» THE TASK:
Among the entries below, find how many lines carry the word "screenshot" and state only that figure.

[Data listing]
--- BEGIN ---

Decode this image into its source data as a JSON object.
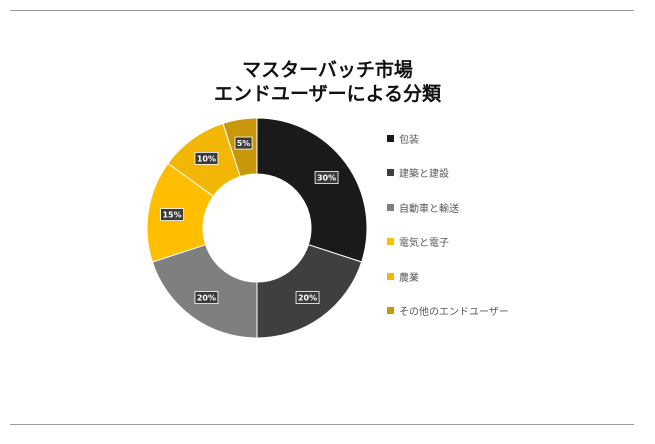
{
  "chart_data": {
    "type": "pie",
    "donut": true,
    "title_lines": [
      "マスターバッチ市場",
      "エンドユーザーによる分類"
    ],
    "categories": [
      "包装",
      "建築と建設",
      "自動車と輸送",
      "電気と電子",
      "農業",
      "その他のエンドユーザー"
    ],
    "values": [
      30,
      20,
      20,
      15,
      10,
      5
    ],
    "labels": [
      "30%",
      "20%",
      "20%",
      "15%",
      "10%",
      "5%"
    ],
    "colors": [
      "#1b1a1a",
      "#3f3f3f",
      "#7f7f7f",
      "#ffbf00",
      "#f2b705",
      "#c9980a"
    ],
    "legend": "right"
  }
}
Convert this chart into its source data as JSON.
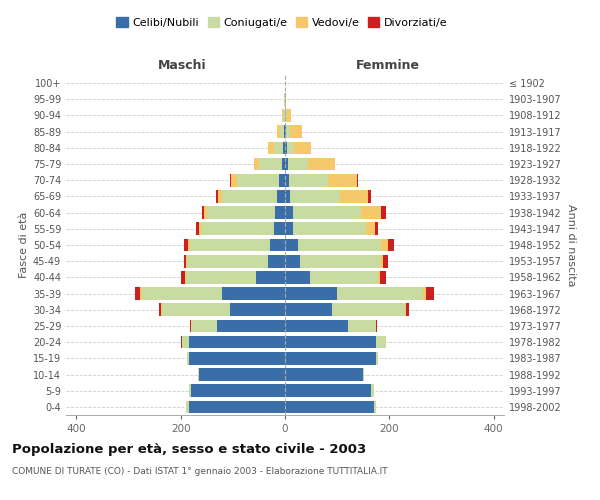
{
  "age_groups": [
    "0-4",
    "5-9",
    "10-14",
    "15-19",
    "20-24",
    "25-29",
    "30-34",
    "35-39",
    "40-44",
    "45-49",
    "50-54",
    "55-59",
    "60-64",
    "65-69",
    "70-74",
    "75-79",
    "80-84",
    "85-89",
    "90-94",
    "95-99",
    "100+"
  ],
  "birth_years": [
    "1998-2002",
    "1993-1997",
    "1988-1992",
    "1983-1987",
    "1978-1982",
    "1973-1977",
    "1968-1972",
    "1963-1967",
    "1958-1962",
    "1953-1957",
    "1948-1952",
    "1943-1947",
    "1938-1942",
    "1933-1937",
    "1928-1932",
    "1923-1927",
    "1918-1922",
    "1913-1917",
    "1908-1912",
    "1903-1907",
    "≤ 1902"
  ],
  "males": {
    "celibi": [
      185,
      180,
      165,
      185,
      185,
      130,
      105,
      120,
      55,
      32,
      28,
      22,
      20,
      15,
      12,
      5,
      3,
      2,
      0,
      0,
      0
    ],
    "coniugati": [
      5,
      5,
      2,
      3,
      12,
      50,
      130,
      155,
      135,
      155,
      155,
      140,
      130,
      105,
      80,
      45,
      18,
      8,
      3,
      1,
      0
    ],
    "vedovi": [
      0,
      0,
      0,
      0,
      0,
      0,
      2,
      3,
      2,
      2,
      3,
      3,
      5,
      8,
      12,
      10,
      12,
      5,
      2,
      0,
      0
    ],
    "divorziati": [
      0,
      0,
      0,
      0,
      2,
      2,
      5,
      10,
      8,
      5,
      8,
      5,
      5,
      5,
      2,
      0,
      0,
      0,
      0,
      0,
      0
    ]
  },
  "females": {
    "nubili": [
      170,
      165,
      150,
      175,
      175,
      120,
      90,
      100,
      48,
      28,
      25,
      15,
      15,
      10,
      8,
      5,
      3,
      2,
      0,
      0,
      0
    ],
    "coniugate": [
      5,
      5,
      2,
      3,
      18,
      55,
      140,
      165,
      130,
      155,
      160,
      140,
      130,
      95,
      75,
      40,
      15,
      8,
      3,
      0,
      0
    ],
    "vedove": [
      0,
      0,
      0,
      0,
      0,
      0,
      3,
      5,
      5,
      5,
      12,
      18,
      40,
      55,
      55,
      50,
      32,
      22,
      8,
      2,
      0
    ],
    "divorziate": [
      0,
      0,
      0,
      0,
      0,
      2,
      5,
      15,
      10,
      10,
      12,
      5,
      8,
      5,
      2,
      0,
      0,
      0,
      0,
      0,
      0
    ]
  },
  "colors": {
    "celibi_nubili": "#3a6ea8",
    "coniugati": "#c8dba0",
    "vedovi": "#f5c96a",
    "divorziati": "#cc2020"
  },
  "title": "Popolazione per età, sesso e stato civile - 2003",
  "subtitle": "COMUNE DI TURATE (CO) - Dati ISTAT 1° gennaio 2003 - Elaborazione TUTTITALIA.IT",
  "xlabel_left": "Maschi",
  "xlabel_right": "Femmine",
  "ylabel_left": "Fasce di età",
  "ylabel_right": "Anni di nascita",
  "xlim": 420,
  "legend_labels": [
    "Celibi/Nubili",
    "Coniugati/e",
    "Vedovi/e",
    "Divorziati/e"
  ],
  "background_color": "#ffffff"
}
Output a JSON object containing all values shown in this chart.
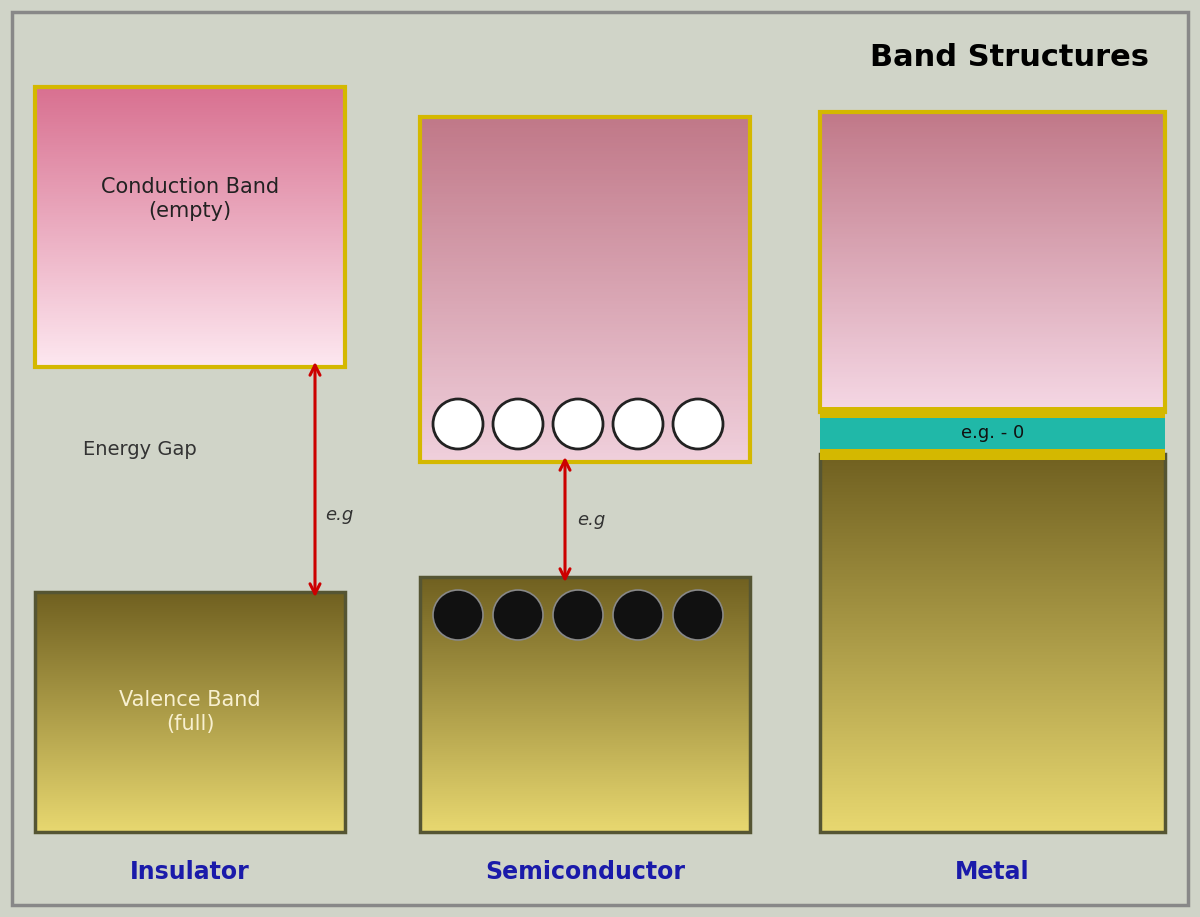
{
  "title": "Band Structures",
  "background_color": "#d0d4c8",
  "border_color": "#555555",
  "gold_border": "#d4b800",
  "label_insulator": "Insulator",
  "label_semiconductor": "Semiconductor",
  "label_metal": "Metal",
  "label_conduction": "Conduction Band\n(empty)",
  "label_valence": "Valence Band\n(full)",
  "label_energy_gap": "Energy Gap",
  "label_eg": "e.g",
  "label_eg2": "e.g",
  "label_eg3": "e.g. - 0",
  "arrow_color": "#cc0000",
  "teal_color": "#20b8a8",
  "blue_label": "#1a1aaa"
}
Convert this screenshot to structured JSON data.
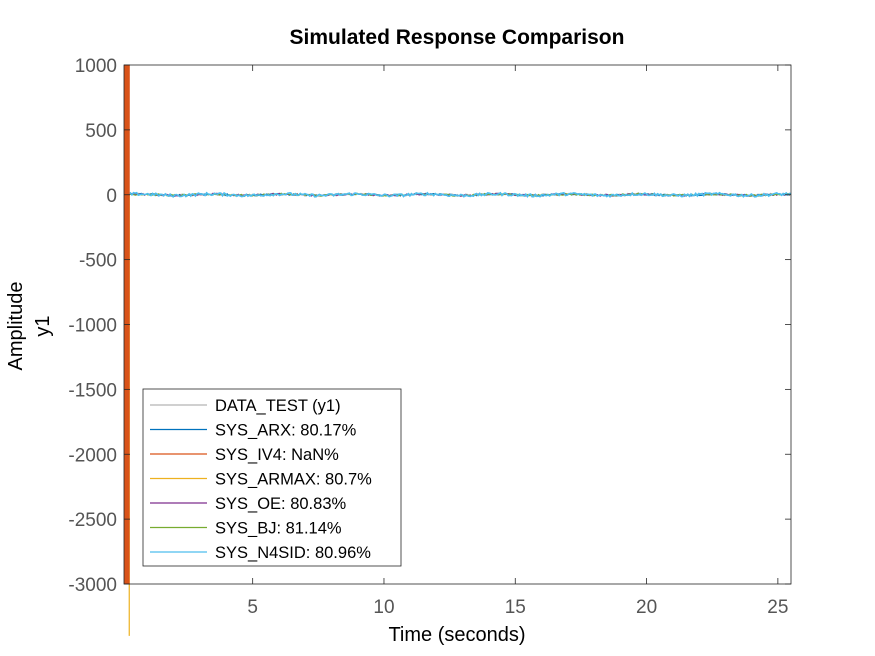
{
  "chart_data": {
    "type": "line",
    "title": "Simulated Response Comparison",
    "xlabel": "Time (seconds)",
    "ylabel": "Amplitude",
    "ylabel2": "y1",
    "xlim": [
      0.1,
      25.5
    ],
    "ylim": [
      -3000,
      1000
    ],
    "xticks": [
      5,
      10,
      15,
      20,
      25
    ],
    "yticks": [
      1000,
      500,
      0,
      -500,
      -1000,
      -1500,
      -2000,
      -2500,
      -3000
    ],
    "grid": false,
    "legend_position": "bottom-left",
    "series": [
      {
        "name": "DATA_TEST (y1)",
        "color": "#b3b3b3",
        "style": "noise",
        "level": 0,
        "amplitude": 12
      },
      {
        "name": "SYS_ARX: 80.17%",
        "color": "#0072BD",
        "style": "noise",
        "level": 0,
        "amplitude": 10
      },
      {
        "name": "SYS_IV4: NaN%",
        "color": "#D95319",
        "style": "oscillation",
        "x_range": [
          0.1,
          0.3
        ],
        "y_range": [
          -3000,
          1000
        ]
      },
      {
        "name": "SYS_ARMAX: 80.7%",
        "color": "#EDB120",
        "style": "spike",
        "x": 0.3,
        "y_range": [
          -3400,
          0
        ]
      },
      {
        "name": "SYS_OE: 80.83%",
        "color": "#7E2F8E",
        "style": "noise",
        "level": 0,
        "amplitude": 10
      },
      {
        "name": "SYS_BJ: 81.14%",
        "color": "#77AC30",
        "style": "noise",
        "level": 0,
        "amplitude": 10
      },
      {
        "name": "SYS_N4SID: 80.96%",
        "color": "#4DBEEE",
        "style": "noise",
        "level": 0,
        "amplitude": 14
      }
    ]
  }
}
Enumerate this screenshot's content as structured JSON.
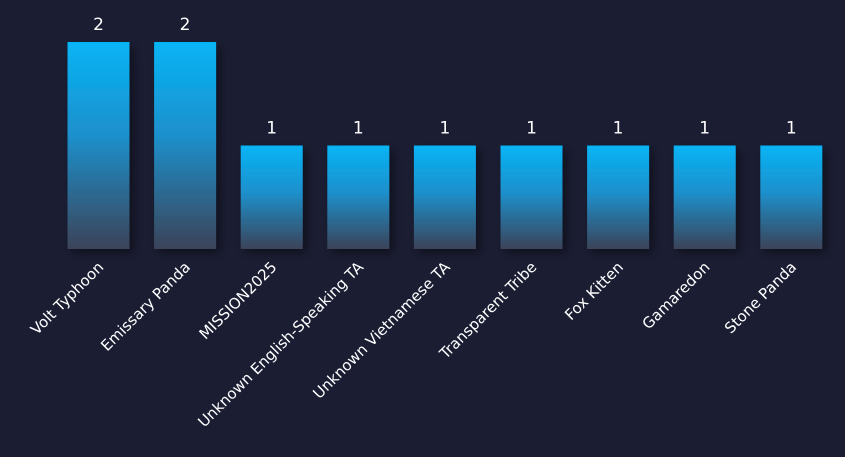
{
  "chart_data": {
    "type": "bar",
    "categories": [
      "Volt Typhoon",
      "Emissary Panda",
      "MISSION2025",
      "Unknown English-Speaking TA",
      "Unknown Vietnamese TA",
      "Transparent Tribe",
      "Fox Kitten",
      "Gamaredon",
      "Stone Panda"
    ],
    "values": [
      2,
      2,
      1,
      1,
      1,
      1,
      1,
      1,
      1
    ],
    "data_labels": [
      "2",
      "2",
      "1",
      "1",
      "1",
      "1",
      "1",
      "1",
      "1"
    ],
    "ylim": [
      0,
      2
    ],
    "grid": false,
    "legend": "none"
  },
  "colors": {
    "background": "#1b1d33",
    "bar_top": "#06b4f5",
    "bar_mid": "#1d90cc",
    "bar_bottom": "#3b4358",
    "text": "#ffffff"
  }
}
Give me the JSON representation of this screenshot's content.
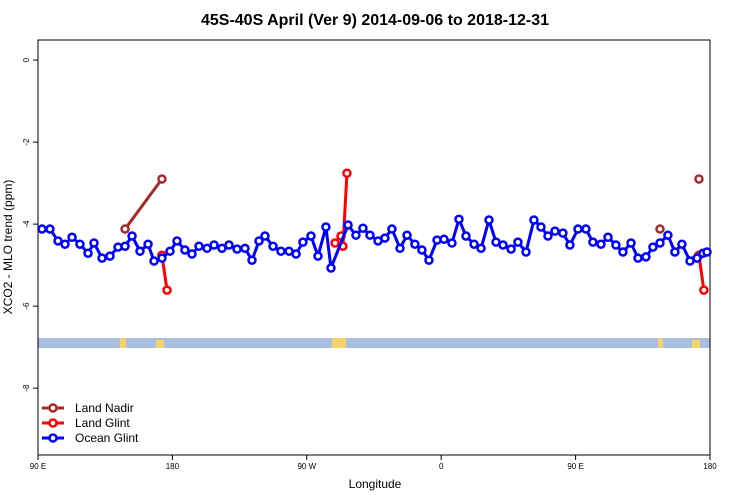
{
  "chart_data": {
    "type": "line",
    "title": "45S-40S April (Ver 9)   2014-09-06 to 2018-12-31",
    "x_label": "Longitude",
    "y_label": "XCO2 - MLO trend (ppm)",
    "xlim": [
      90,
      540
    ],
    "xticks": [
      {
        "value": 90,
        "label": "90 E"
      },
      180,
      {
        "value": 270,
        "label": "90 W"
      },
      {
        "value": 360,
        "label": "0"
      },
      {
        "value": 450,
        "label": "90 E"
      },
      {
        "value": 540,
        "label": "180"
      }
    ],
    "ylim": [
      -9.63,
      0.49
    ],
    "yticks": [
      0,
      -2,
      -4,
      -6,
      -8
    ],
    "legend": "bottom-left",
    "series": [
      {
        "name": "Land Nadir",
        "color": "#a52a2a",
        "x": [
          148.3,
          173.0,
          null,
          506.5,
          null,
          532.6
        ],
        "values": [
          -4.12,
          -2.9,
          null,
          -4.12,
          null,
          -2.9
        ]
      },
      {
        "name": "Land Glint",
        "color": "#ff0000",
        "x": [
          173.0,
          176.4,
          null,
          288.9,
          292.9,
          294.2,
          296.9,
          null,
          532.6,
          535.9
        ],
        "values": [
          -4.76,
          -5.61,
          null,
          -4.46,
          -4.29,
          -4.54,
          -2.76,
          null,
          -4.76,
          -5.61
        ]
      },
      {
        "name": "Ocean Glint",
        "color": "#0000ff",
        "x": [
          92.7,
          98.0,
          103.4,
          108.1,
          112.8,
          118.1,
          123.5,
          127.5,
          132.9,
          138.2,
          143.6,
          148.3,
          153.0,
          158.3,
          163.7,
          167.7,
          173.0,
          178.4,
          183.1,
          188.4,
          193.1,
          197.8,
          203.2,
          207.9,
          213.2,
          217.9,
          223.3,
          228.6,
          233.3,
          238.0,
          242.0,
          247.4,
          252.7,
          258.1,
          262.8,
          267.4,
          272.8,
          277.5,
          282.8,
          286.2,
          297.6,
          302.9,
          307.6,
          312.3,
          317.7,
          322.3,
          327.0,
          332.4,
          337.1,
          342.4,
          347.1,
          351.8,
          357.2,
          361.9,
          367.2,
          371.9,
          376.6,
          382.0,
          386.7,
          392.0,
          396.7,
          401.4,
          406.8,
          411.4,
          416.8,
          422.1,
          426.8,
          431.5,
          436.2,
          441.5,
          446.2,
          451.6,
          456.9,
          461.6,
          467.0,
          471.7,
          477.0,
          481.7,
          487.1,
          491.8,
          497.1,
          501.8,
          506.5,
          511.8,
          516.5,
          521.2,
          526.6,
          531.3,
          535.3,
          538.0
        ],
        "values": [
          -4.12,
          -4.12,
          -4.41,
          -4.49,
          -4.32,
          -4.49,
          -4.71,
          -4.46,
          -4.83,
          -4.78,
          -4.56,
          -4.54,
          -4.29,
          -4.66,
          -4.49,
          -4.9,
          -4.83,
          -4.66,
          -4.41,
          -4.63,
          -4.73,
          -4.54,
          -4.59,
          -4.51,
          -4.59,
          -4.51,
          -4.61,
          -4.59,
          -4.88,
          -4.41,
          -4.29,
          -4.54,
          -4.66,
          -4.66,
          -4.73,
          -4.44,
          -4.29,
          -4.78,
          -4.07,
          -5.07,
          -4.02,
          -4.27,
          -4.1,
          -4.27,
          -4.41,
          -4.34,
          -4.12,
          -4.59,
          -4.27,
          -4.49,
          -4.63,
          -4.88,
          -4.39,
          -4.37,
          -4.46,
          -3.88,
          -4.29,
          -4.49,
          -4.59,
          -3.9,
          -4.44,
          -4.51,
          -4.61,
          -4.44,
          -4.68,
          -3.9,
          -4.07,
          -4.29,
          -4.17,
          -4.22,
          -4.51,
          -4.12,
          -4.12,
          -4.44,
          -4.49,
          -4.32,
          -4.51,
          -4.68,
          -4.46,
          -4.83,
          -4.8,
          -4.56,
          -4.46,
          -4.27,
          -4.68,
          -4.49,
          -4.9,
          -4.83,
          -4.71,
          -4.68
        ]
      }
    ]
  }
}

--- END ---

» EXERCISE SOLUTION:
3